START Information given

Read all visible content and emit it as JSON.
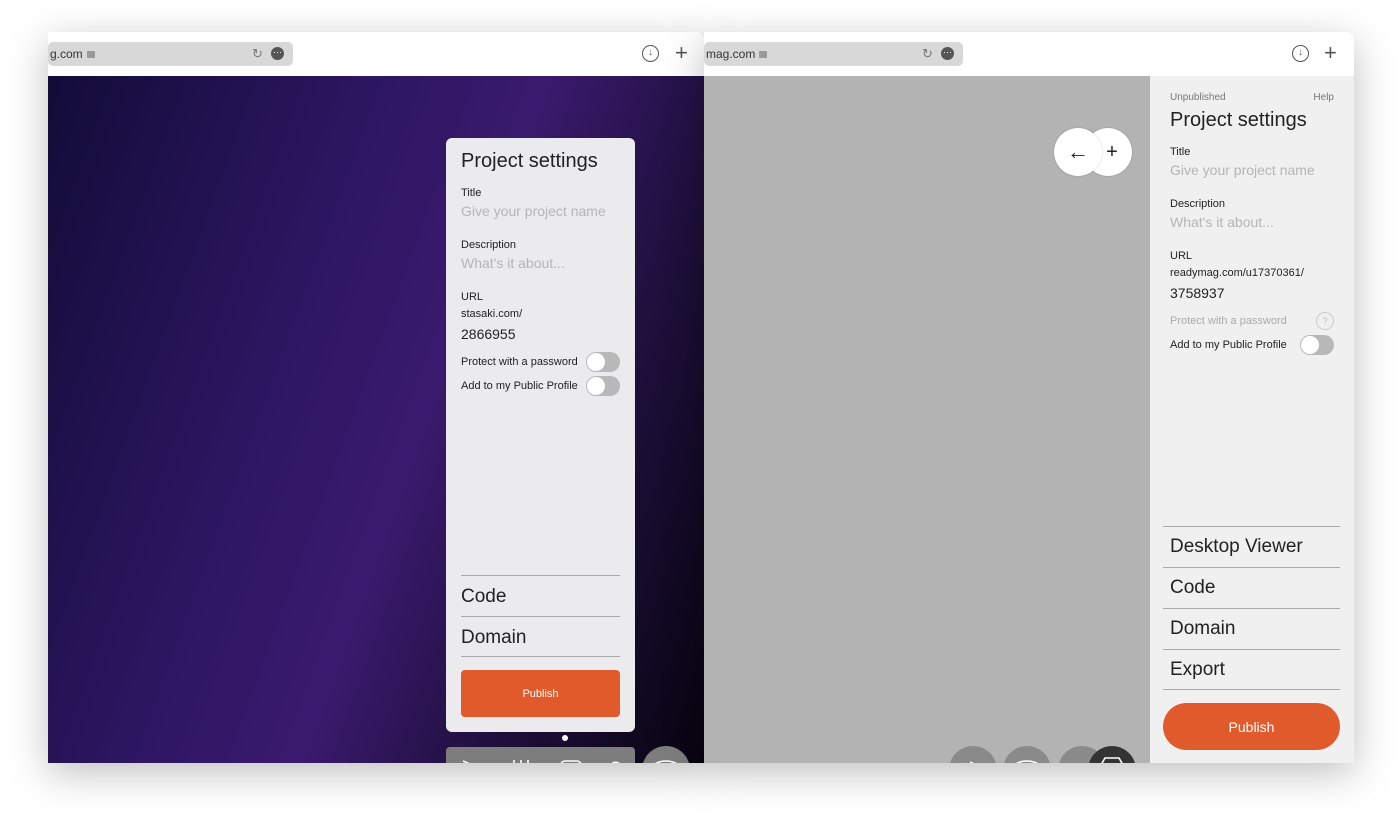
{
  "left_window": {
    "address": "g.com",
    "panel": {
      "title": "Project settings",
      "title_label": "Title",
      "title_placeholder": "Give your project name",
      "description_label": "Description",
      "description_placeholder": "What's it about...",
      "url_label": "URL",
      "url_domain": "stasaki.com/",
      "url_slug": "2866955",
      "password_label": "Protect with a password",
      "password_on": false,
      "profile_label": "Add to my Public Profile",
      "profile_on": false,
      "sections": [
        "Code",
        "Domain"
      ],
      "publish": "Publish"
    },
    "toolbar": {
      "help": "?"
    }
  },
  "right_window": {
    "address": "mag.com",
    "sidebar": {
      "status": "Unpublished",
      "help": "Help",
      "title": "Project settings",
      "title_label": "Title",
      "title_placeholder": "Give your project name",
      "description_label": "Description",
      "description_placeholder": "What's it about...",
      "url_label": "URL",
      "url_domain": "readymag.com/u17370361/",
      "url_slug": "3758937",
      "password_label": "Protect with a password",
      "password_help": "?",
      "profile_label": "Add to my Public Profile",
      "profile_on": false,
      "sections": [
        "Desktop Viewer",
        "Code",
        "Domain",
        "Export"
      ],
      "publish": "Publish"
    }
  },
  "colors": {
    "accent": "#e05a2b"
  }
}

END Information given

- Description of the task
Retype every record above exactly as written, but leave out the pictures.

- The completed task
Read all visible content and emit it as JSON.
{
  "left_window": {
    "address": "g.com",
    "panel": {
      "title": "Project settings",
      "title_label": "Title",
      "title_placeholder": "Give your project name",
      "description_label": "Description",
      "description_placeholder": "What's it about...",
      "url_label": "URL",
      "url_domain": "stasaki.com/",
      "url_slug": "2866955",
      "password_label": "Protect with a password",
      "password_on": false,
      "profile_label": "Add to my Public Profile",
      "profile_on": false,
      "sections": [
        "Code",
        "Domain"
      ],
      "publish": "Publish"
    },
    "toolbar": {
      "help": "?"
    }
  },
  "right_window": {
    "address": "mag.com",
    "sidebar": {
      "status": "Unpublished",
      "help": "Help",
      "title": "Project settings",
      "title_label": "Title",
      "title_placeholder": "Give your project name",
      "description_label": "Description",
      "description_placeholder": "What's it about...",
      "url_label": "URL",
      "url_domain": "readymag.com/u17370361/",
      "url_slug": "3758937",
      "password_label": "Protect with a password",
      "password_help": "?",
      "profile_label": "Add to my Public Profile",
      "profile_on": false,
      "sections": [
        "Desktop Viewer",
        "Code",
        "Domain",
        "Export"
      ],
      "publish": "Publish"
    }
  },
  "colors": {
    "accent": "#e05a2b"
  }
}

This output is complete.